**Selection:**
Eye of Experience #44:
The old saying that
Not long ago, Rick Durden and I wrote companion columns on the subject of buying and selling airplanes. Now it is time to discuss airplane paperwork — the maintenance records which provide a complete history of everything that has been done to the airplane since it left the factory as well as a complete equipment list of all the components and appliances in and on the airplane and which consist of the aircraft and powerplant (engine) logs and the FAA Forms 337 (Major Alteration and Repair).
Every student pilot is taught the acronym ARROW and they all know what it stands for (Airworthiness Certificate, Registration, Radio Station License, Operating Limitations, and Weight and Balance) but very few know the real meaning of these documents.
As an examiner, I would ask my private applicants to explain just what that airworthiness certificate "thing" is, who issues it, and how it is renewed. And I would get some unbelievable answers. Frequently, the answer was, "I just don't know." I was particularly anxious to hear the answer to the question, "How is it renewed?" I would accept any one of three answers: It is never renewed in the sense that a new certificate is issued upon renewal. This is true, but it is an incomplete answer.
It is renewed by the certificated mechanic or mechanic with inspection authority when he/she makes an entry in the aircraft log stating that he or she has personally inspected this aircraft and finds it to be in airworthy condition. This is a better answer, but one can then ask, "The mechanic with inspection authority signed it off as airworthy on January 22. It is now May 14, and the airplane has flown 87 hours since the sign-off. How do I know it is airworthy today?"
This leads to the best answer of all: "I renew it. Every time I do a walk-around pre-flight inspection, I am saying in effect that I have personally inspected this airplane and find it in airworthy condition for the operation I intend to perform today."
If I got either answer one or two, I would explain that answer three is the best as a means of impressing the heavy responsibility that rests on the pilot, for, after all, he or she is directly responsible for the flight.
Everyone seems to know that this is a certificate issued when an aircraft changes ownership and that it sets forth the name and address of the entity that is the registered owner. The registration is pretty straightforward (it shows to whom the aircraft is registered at the FAA's Aircraft Registry in the Aeronautical Center in Oklahoma City) and is frequently used as proof of ownership.
...Radio Station License...

**Given instruction 1:**
Copy the records, starting at their first line and ending after the line that contains "Itemize the components", with both ends included. Omit the pictures.
The column and the records are separate, unrelated material.

**Record set:**
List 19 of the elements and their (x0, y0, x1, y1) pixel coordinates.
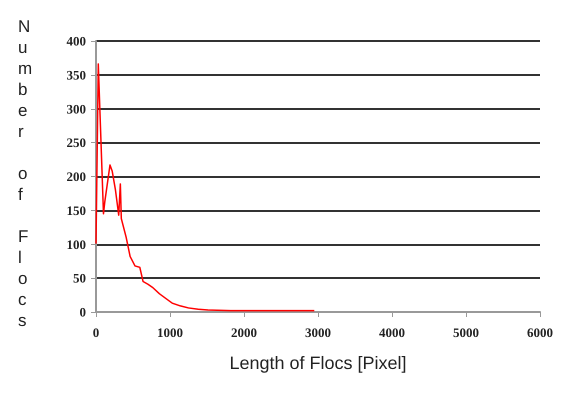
y-tick-label: 150 (66, 202, 86, 218)
x-tick-label: 4000 (379, 325, 405, 340)
y-tick-label: 50 (73, 270, 86, 286)
y-tick-label: 250 (66, 135, 86, 150)
y-tick-label: 200 (66, 169, 86, 184)
x-tick-label: 5000 (453, 325, 479, 340)
text: Number of Flocs (18, 17, 32, 330)
y-tick-label: 100 (66, 236, 86, 252)
y-tick-label: 400 (66, 34, 86, 48)
y-tick-label: 350 (66, 67, 86, 82)
x-tick-label: 6000 (527, 325, 553, 340)
x-tick-label: 0 (92, 325, 100, 340)
y-tick-label: 0 (80, 304, 86, 320)
line-series (95, 63, 316, 312)
x-tick-label: 1000 (157, 325, 183, 340)
x-tick-label: 2000 (231, 325, 257, 340)
x-tick-label: 3000 (305, 325, 331, 340)
y-tick-label: 300 (66, 101, 86, 116)
x-axis-title: Length of Flocs [Pixel] (229, 353, 407, 373)
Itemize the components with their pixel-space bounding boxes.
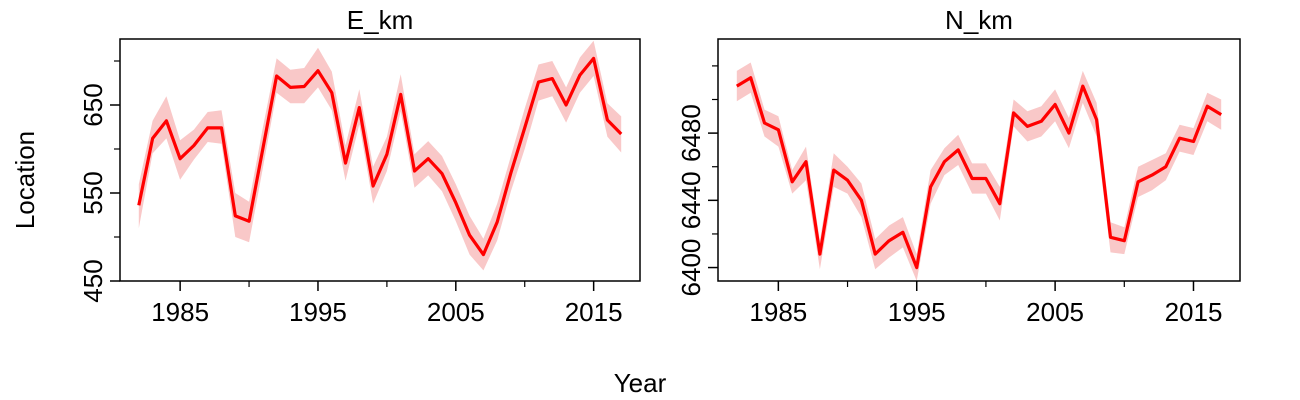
panel-title-n-km: N_km bbox=[945, 5, 1013, 35]
plot-frame-e-km bbox=[119, 38, 641, 282]
x-tick-label-e-km: 2015 bbox=[565, 297, 623, 327]
panel-title-e-km: E_km bbox=[347, 5, 413, 35]
panel-e-km: E_km 1985 1995 2005 2015 450 550 650 bbox=[78, 5, 641, 327]
x-tick-label-e-km: 2005 bbox=[427, 297, 485, 327]
x-tick-label-n-km: 2015 bbox=[1165, 297, 1223, 327]
series-line-e-km bbox=[137, 56, 623, 257]
x-tick-label-n-km: 1985 bbox=[749, 297, 807, 327]
x-tick-label-n-km: 2005 bbox=[1026, 297, 1084, 327]
y-tick-label-e-km: 450 bbox=[78, 259, 108, 302]
confidence-band-n-km bbox=[736, 62, 1222, 281]
x-tick-label-n-km: 1995 bbox=[888, 297, 946, 327]
panel-n-km: N_km 1985 1995 2005 2015 6400 6440 6480 bbox=[676, 5, 1241, 327]
plot-frame-n-km bbox=[717, 38, 1241, 282]
y-tick-label-n-km: 6400 bbox=[676, 239, 706, 297]
y-tick-label-n-km: 6440 bbox=[676, 171, 706, 229]
confidence-band-e-km bbox=[138, 40, 622, 271]
x-tick-label-e-km: 1985 bbox=[151, 297, 209, 327]
series-line-n-km bbox=[735, 76, 1223, 270]
y-axis-label: Location bbox=[10, 131, 40, 229]
y-tick-label-e-km: 550 bbox=[78, 171, 108, 214]
x-tick-label-e-km: 1995 bbox=[289, 297, 347, 327]
x-axis-label: Year bbox=[614, 368, 667, 398]
y-tick-label-e-km: 650 bbox=[78, 83, 108, 126]
y-tick-label-n-km: 6480 bbox=[676, 104, 706, 162]
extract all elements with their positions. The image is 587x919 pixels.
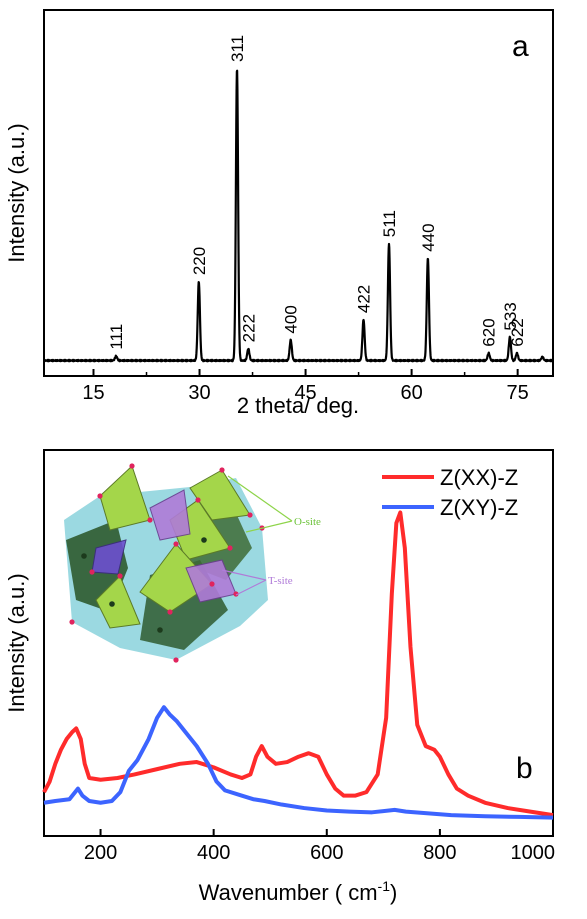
- panel-b-x-tick-label: 800: [423, 842, 456, 864]
- atom: [173, 657, 179, 663]
- atom: [89, 569, 95, 575]
- atom: [219, 467, 225, 473]
- panel-a-x-tick-label: 15: [82, 382, 104, 404]
- peak-label: 400: [282, 305, 301, 333]
- panel-b-x-axis-label: Wavenumber ( cm-1): [199, 878, 398, 905]
- peak-label: 111: [107, 324, 126, 350]
- atom: [97, 493, 103, 499]
- panel-b-x-axis-label-close: ): [390, 880, 397, 905]
- t-site-pointer: [221, 569, 267, 581]
- o-site-pointer: [227, 475, 293, 522]
- peak-label: 533: [501, 302, 520, 330]
- legend-label-zxy-z: Z(XY)-Z: [440, 495, 518, 520]
- atom: [167, 609, 173, 615]
- panel-a: 15 30 45 60 75 111 220 311 222 400 422 511 440 62053…: [4, 9, 554, 418]
- t-site-label: T-site: [268, 575, 293, 587]
- inset-atoms: [69, 463, 265, 663]
- inset-o-site-tetrahedron: [95, 575, 141, 629]
- inset-dark-atoms: [81, 537, 207, 633]
- peak-label: 220: [190, 247, 209, 275]
- panel-a-x-ticks: [92, 369, 519, 376]
- panel-b: 200 400 600 800 1000: [4, 449, 555, 905]
- atom: [195, 497, 201, 503]
- panel-a-label: a: [512, 30, 529, 63]
- atom: [117, 573, 123, 579]
- atom: [69, 619, 75, 625]
- t-site-pointer: [235, 579, 267, 596]
- series-zxy-z-line: [43, 705, 554, 820]
- atom: [157, 627, 163, 633]
- crystal-structure-inset: O-site T-site: [64, 463, 321, 663]
- panel-a-x-axis-label: 2 theta/ deg.: [237, 393, 359, 418]
- inset-t-site-tetrahedron: [149, 489, 191, 541]
- panel-b-x-ticks: [99, 829, 554, 836]
- peak-label: 511: [380, 210, 399, 237]
- panel-a-y-axis-label: Intensity (a.u.): [4, 123, 29, 262]
- atom: [81, 553, 87, 559]
- atom: [201, 537, 207, 543]
- panel-b-x-tick-label: 400: [197, 842, 230, 864]
- panel-b-x-tick-label: 1000: [511, 842, 556, 864]
- panel-b-x-axis-label-main: Wavenumber ( cm: [199, 880, 378, 905]
- panel-a-xrd-line: [43, 69, 554, 363]
- peak-label: 440: [419, 223, 438, 251]
- panel-b-frame: [43, 449, 554, 837]
- atom: [247, 512, 253, 518]
- o-site-pointer: [245, 520, 293, 533]
- peak-label: 311: [228, 35, 247, 62]
- atom: [227, 545, 233, 551]
- inset-t-site-tetrahedron: [91, 539, 127, 575]
- legend: Z(XX)-Z Z(XY)-Z: [382, 465, 518, 520]
- o-site-label: O-site: [294, 516, 321, 528]
- panel-a-x-tick-labels: 15 30 45 60 75: [82, 382, 528, 404]
- panel-b-x-axis-label-superscript: -1: [378, 878, 391, 894]
- peak-label: 620: [480, 318, 499, 346]
- atom: [129, 463, 135, 469]
- panel-b-x-tick-label: 200: [84, 842, 117, 864]
- legend-label-zxx-z: Z(XX)-Z: [440, 465, 518, 490]
- panel-a-x-tick-label: 45: [294, 382, 316, 404]
- panel-b-x-tick-label: 600: [310, 842, 343, 864]
- atom: [209, 581, 215, 587]
- inset-o-site-tetrahedron: [99, 465, 151, 531]
- panel-a-frame: [43, 9, 554, 377]
- panel-a-x-tick-label: 75: [507, 382, 529, 404]
- panel-b-x-tick-labels: 200 400 600 800 1000: [84, 842, 555, 864]
- atom: [173, 541, 179, 547]
- peak-label: 422: [355, 285, 374, 313]
- peak-label: 622: [508, 318, 527, 346]
- panel-b-y-axis-label: Intensity (a.u.): [4, 573, 29, 712]
- atom: [147, 517, 153, 523]
- peak-label: 222: [239, 314, 258, 342]
- panel-a-x-tick-label: 30: [188, 382, 210, 404]
- atom: [233, 591, 239, 597]
- series-zxx-z-line: [42, 510, 554, 818]
- panel-b-label: b: [516, 752, 533, 785]
- panel-a-x-tick-label: 60: [400, 382, 422, 404]
- atom: [109, 601, 115, 607]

**Given instruction 2:**
According to the column, why did the examiner regard the third answer on renewing the airworthiness certificate as the best one?

**Exercise output 1:**
List 19 of the elements and their (x0, y0, x1, y1) pixel coordinates.
y-tick-label: 150 (66, 202, 86, 218)
x-tick-label: 4000 (379, 325, 405, 340)
y-tick-label: 50 (73, 270, 86, 286)
y-tick-label: 250 (66, 135, 86, 150)
y-tick-label: 200 (66, 169, 86, 184)
x-tick-label: 5000 (453, 325, 479, 340)
text: Number of Flocs (18, 17, 32, 330)
y-tick-label: 100 (66, 236, 86, 252)
y-tick-label: 400 (66, 34, 86, 48)
y-tick-label: 350 (66, 67, 86, 82)
x-tick-label: 6000 (527, 325, 553, 340)
x-tick-label: 0 (92, 325, 100, 340)
y-tick-label: 0 (80, 304, 86, 320)
line-series (95, 63, 316, 312)
x-tick-label: 1000 (157, 325, 183, 340)
x-tick-label: 2000 (231, 325, 257, 340)
x-tick-label: 3000 (305, 325, 331, 340)
y-tick-label: 300 (66, 101, 86, 116)
x-axis-title: Length of Flocs [Pixel] (229, 353, 407, 373)
Itemize the components with their pixel-space bounding boxes.

**Exercise output 2:**
The examiner considered it the best answer because it impresses on the pilot the heavy responsibility that rests on him or her. The pilot is directly responsible for the flight.